▶ [DIRECTIONS]
Answer these questions from the kitchen inspection text, each answer marked with the matching letter.
(a) What date was on the large bag of sliced ham in the kitchen refrigerator?
(b) What handwritten date did the two turkey salami loafs carry?
(c) According to Kitchen Staff D, what did the dates on the prepared meal packages from the outside contracted food supplier indicate?
** TEXT EXCERPT follows **
On 5/24/12 at 10:00 a.m., facility policy, approved 1/2/11, titled "Safe Handling of Potentially Hazardous Food" indicated "All produce must be washed before using, even if it is to be cooked."
3) On 5/22/12 at 8:30 a.m., the kitchen was toured. In one of the kitchen refrigerators was a large bag of sliced ham dated 5/18/12. Kitchen Staff C stated the expired dates on the outside of the packaged meals meant it was not to be used after that date. Observations were made of a freezer in the food storage room. There were two large gallon plastic bags with breaded objects. The bags were half full and there was no label to show what the bags contained. One of the bags looked like hamburger patties however, the patties were discolored and looked dried, similar to freezer burn. There was also no date on the bags to determine when the bags were to be disposed. On 5/23/12 at 9:10 a.m., Registered Dietitian B stated she thought one of the bags had breaded chicken strips and acknowledged the bags should have been dated and labeled.
Further kitchen observations on 5/22/12 at 9:15 a.m. revealed a bread cart which contained 2 packages of hamburger buns dated 5/15/12, 4 hot dog buns dated 5/18/12, 2 packages of bagels dated 5/11, 1 package of bagels dated 5/4/12. There were two large packages of ham, in the freezer, in the food storage room. The ham had dates of 5/2/12 on the outside package. There was a box of white and dark chicken meat dated 4/6/12, 2 turkey salami loafs with handwritten date of 9/23/11. In the food storage room, there were three packages of what looked like chocolate chip cookies, oatmeal, and plain cookies that were sealed in plastic wrapping. They were not labeled nor was there a date on the package.
On 5/22/12 at 8:55 a.m., one of the kitchen refrigerators contained prepackaged food for patients. The foods were to be microwaved as per the preparer's instructions prior to delivery for patient's consumption. The plates of food were covered with a clear plastic sheet. A date was placed on a pink label which was affixed to the plastic packaging. Kitchen Staff C was asked what the date meant. He stated the dates meant that the kitchen staff could not serve the food beyond that date.
On 5/22/12 at 9:45 a.m., Kitchen Staff D was asked about the dates affixed to the prepared meals packages which were delivered from the outside contracted food supplier. She said those were the dates the food was received and they would throw away the foods in a couple of days, if not eaten. She stated the dates were confusing and there wasn't a guideline provided.
On 5/22/12, Concurrent observations of the refrigerator with the prepared plates included a prepared plate with a date of 5/19/12 and a prepared salad plate dated 5/21/12. Registered Dietician B stated they should be tossed and shouldn't be in the refrigerator.
** End of TEXT EXCERPT **
** LISTED RECORDS follows **
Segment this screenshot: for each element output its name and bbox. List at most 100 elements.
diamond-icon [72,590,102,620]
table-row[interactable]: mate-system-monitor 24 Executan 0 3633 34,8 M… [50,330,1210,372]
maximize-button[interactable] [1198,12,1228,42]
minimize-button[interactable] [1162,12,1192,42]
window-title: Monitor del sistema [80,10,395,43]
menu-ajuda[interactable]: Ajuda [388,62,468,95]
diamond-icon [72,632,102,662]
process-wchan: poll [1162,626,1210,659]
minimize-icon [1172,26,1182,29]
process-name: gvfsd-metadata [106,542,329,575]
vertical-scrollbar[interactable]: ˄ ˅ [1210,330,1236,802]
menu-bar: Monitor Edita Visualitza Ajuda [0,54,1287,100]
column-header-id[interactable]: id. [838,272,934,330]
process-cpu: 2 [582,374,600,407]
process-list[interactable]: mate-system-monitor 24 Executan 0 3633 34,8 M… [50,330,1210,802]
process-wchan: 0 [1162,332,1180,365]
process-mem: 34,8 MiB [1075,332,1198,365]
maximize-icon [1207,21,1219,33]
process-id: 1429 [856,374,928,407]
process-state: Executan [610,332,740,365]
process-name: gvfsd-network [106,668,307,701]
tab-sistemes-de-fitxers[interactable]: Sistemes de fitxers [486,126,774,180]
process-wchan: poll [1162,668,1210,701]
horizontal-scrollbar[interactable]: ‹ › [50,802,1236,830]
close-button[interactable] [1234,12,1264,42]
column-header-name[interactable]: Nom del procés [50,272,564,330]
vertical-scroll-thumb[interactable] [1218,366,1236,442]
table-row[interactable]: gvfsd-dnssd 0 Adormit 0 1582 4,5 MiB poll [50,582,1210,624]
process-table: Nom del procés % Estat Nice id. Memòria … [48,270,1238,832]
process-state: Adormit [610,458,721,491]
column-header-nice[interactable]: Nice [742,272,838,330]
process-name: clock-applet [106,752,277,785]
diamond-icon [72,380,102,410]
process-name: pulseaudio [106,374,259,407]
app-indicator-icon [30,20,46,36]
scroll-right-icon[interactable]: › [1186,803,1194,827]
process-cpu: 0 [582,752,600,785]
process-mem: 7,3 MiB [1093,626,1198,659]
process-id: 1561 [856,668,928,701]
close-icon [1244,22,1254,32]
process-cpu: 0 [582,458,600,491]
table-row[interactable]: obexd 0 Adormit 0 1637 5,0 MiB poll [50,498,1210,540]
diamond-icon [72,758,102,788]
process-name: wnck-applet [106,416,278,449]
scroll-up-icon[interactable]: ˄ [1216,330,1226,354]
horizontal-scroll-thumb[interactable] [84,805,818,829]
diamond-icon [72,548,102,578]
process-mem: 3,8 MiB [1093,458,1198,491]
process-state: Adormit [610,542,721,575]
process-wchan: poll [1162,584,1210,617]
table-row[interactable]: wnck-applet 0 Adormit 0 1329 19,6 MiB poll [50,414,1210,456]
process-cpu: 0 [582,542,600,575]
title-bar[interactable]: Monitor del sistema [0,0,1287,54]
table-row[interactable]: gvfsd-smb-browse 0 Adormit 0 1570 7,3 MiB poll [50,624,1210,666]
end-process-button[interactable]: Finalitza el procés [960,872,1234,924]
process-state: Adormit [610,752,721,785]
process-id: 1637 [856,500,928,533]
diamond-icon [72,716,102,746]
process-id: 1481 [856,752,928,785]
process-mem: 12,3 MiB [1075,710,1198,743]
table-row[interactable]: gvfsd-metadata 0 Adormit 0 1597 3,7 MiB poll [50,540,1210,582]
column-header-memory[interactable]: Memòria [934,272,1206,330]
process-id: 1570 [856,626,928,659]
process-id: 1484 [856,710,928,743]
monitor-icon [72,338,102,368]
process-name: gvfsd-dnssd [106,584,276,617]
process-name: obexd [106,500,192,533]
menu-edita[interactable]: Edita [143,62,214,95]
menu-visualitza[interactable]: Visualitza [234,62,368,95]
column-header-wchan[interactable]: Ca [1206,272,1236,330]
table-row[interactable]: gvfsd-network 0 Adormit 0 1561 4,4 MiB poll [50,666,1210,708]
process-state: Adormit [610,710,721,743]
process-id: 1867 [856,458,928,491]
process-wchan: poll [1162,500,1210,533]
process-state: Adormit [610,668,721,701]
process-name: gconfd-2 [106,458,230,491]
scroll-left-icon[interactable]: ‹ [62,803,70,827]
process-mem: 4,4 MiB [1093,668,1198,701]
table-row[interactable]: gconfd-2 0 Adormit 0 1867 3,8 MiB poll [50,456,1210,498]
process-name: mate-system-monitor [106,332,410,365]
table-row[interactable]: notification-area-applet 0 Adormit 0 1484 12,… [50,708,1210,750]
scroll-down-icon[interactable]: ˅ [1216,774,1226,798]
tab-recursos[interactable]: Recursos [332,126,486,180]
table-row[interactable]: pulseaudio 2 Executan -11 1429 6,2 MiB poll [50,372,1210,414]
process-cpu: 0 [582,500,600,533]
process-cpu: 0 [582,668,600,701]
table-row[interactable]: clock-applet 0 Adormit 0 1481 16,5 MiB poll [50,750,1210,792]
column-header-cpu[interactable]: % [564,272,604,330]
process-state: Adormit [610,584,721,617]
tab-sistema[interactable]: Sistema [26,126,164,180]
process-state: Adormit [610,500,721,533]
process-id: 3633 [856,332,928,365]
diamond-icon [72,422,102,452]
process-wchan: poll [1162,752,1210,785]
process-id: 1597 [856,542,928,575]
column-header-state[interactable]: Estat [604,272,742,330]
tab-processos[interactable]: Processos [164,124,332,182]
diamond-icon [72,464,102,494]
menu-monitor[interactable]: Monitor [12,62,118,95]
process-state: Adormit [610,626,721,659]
** End of LISTED RECORDS **
▶ [TASK RESPONSE]
(a) 5/18/12
(b) 9/23/11
(c) The dates the food was received